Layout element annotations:
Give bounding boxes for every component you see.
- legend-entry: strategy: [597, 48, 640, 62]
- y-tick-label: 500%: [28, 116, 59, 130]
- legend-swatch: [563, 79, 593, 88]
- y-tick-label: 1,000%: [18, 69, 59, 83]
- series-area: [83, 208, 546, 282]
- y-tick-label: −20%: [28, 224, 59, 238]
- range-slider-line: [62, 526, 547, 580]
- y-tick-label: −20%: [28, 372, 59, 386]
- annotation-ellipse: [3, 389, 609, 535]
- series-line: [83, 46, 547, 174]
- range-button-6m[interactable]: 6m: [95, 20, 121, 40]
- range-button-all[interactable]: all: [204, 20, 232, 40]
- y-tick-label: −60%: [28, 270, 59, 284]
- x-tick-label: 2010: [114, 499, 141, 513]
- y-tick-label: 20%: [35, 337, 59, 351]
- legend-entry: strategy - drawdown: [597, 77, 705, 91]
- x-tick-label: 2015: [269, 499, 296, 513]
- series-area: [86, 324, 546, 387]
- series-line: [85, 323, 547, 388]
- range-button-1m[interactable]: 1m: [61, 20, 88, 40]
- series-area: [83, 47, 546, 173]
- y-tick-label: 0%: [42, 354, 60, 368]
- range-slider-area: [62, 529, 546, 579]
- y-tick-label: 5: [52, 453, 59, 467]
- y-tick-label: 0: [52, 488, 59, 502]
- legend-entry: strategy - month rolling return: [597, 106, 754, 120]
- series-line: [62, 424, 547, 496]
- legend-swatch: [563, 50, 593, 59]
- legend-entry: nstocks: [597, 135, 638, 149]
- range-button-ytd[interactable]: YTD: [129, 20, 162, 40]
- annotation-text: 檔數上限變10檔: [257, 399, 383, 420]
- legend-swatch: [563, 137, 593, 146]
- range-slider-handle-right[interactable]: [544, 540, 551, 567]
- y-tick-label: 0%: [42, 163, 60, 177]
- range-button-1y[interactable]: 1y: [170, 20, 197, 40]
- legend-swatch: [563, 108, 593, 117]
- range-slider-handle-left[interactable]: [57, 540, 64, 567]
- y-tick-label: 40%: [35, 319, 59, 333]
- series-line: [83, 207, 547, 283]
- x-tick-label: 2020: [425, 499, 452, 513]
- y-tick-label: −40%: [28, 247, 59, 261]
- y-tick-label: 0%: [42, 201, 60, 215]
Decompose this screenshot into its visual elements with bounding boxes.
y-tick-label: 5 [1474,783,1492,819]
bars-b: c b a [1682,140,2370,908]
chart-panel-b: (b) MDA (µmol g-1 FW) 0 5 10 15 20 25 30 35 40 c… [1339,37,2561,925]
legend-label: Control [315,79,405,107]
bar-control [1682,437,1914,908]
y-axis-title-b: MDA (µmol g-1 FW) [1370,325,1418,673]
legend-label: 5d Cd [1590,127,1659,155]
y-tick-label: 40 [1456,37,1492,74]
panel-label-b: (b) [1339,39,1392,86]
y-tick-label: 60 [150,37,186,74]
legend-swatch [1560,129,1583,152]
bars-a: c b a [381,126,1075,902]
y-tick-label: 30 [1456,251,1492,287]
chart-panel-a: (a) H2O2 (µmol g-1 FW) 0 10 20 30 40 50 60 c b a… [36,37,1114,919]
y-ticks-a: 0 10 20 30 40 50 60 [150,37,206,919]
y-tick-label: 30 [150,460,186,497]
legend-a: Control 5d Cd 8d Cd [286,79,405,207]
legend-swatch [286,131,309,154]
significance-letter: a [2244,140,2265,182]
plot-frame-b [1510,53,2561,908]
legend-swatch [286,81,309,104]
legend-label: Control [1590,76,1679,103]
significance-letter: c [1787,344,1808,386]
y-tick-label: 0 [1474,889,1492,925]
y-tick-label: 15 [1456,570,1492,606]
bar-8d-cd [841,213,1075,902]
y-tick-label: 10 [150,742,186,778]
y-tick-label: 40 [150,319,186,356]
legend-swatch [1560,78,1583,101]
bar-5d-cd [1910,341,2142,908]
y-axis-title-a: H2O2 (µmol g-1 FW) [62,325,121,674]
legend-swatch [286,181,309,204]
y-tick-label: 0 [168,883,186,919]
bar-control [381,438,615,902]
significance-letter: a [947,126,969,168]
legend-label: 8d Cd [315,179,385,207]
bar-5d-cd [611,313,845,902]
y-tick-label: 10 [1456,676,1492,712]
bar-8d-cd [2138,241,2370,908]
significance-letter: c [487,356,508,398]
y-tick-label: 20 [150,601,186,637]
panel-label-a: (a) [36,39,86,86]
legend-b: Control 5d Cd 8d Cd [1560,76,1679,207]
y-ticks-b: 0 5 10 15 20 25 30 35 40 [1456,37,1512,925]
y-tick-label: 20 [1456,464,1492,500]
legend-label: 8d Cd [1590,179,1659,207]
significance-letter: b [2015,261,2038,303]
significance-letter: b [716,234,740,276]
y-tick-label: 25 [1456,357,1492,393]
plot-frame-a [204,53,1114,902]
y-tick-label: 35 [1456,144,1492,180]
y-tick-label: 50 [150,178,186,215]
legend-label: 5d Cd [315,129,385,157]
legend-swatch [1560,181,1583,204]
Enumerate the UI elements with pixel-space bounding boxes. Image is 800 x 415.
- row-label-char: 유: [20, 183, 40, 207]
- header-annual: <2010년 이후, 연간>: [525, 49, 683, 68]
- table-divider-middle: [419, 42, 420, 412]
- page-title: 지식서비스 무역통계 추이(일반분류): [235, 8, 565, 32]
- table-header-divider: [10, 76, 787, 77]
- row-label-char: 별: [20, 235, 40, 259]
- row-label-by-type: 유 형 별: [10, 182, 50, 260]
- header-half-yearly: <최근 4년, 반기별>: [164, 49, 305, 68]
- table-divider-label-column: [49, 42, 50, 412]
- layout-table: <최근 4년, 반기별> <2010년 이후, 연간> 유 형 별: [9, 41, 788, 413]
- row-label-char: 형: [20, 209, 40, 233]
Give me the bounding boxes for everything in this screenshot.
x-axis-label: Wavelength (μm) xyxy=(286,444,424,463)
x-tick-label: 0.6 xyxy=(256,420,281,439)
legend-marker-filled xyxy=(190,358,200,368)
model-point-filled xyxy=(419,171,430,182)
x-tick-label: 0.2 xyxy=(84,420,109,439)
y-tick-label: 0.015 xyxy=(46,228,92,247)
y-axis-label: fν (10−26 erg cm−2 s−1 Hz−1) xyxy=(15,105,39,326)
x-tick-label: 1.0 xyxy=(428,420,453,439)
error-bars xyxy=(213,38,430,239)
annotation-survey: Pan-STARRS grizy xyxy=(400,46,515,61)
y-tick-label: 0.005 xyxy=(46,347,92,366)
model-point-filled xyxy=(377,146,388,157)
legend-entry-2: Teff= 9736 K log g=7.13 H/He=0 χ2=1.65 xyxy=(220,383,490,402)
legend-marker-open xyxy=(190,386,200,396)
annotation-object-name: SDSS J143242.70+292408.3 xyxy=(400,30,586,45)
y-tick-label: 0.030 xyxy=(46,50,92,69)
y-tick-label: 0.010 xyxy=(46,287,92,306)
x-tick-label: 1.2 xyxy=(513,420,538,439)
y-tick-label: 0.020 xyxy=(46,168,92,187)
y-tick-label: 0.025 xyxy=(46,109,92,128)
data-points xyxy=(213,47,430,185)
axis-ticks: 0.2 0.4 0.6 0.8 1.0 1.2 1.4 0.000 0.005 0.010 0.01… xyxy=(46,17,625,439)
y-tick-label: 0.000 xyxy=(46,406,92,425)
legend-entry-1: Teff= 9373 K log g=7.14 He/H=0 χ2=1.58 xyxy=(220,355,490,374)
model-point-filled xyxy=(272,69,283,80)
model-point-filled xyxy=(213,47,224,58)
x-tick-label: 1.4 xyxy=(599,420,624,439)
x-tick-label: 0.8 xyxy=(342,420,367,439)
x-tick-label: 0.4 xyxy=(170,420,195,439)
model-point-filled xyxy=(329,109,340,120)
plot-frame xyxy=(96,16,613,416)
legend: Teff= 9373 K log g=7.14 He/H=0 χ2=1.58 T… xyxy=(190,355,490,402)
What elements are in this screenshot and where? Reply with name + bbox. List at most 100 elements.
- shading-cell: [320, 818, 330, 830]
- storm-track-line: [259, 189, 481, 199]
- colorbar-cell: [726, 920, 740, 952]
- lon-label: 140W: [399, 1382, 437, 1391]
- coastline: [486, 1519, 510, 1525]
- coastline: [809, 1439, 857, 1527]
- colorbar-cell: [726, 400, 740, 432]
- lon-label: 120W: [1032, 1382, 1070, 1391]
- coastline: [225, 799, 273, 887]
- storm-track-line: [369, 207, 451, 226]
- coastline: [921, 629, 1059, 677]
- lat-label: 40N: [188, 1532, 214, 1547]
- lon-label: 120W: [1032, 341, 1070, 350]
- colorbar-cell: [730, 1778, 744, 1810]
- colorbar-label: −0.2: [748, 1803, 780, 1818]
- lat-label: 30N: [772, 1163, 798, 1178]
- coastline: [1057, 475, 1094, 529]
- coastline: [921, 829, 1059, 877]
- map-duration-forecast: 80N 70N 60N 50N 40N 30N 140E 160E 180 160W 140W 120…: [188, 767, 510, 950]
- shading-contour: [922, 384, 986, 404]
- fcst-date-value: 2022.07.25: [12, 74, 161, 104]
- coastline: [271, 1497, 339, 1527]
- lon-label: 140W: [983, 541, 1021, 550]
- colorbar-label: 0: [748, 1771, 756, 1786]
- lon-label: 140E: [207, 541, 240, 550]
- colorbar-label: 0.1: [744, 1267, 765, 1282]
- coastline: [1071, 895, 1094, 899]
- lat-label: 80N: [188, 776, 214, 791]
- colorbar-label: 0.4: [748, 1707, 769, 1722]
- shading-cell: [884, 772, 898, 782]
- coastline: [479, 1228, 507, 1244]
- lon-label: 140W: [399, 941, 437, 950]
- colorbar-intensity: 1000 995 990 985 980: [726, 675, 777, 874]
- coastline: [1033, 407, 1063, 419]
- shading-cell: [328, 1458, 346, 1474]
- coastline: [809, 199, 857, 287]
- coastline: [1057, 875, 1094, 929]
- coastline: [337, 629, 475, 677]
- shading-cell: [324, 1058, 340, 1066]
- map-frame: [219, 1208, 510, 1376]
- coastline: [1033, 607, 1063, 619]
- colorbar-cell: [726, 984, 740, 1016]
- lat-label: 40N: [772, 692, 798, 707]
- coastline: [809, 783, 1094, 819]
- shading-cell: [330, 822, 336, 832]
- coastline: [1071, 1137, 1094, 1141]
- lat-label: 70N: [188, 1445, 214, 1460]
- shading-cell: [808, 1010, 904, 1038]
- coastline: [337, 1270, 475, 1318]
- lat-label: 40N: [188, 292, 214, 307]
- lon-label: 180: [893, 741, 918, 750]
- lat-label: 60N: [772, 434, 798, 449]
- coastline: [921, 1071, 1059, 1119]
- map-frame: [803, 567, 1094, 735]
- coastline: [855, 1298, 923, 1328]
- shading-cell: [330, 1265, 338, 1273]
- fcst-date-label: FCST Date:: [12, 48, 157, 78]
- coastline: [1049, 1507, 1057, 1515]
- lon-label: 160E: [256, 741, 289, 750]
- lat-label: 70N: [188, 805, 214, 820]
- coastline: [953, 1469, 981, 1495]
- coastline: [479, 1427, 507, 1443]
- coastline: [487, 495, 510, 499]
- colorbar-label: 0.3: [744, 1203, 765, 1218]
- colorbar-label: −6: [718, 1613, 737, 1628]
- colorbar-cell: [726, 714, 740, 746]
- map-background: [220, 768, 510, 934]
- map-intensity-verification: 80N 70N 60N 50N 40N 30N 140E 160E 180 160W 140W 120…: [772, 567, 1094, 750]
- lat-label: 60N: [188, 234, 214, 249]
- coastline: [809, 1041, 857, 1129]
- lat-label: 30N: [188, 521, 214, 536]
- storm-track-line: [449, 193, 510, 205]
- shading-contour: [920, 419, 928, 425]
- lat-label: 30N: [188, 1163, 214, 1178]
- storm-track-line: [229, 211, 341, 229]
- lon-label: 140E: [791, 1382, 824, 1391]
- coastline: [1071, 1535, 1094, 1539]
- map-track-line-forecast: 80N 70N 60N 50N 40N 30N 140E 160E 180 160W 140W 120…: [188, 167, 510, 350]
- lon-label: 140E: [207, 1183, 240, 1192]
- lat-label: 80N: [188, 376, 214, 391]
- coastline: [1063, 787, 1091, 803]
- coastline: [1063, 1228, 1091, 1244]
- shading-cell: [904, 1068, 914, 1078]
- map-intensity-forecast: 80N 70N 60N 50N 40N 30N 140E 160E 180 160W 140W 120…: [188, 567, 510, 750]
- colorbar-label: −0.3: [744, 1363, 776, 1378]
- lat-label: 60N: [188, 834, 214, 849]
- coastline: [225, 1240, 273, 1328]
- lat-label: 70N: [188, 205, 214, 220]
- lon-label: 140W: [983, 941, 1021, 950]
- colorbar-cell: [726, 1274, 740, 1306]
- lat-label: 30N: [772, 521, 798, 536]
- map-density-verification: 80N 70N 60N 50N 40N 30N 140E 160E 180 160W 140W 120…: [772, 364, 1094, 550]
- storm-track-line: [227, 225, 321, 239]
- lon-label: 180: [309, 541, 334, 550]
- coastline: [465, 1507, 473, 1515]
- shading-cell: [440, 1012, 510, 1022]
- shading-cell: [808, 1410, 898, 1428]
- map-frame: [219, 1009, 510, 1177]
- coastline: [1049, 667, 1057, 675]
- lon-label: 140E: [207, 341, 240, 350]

**REQUIREMENTS:**
Please recast the lines of the entries as a JSON list of strings, one string per line, starting with the first line of the entries and going on through the line with "- x-tick-label: 2010: [114, 499, 141, 513]", both ends included.

**EXERCISE RESULT:**
[
  "Give bounding boxes for every component you see.",
  "- legend-entry: strategy: [597, 48, 640, 62]",
  "- y-tick-label: 500%: [28, 116, 59, 130]",
  "- legend-swatch: [563, 79, 593, 88]",
  "- y-tick-label: 1,000%: [18, 69, 59, 83]",
  "- series-area: [83, 208, 546, 282]",
  "- y-tick-label: −20%: [28, 224, 59, 238]",
  "- range-slider-line: [62, 526, 547, 580]",
  "- y-tick-label: −20%: [28, 372, 59, 386]",
  "- annotation-ellipse: [3, 389, 609, 535]",
  "- series-line: [83, 46, 547, 174]",
  "- range-button-6m[interactable]: 6m: [95, 20, 121, 40]",
  "- range-button-all[interactable]: all: [204, 20, 232, 40]",
  "- y-tick-label: −60%: [28, 270, 59, 284]",
  "- x-tick-label: 2010: [114, 499, 141, 513]"
]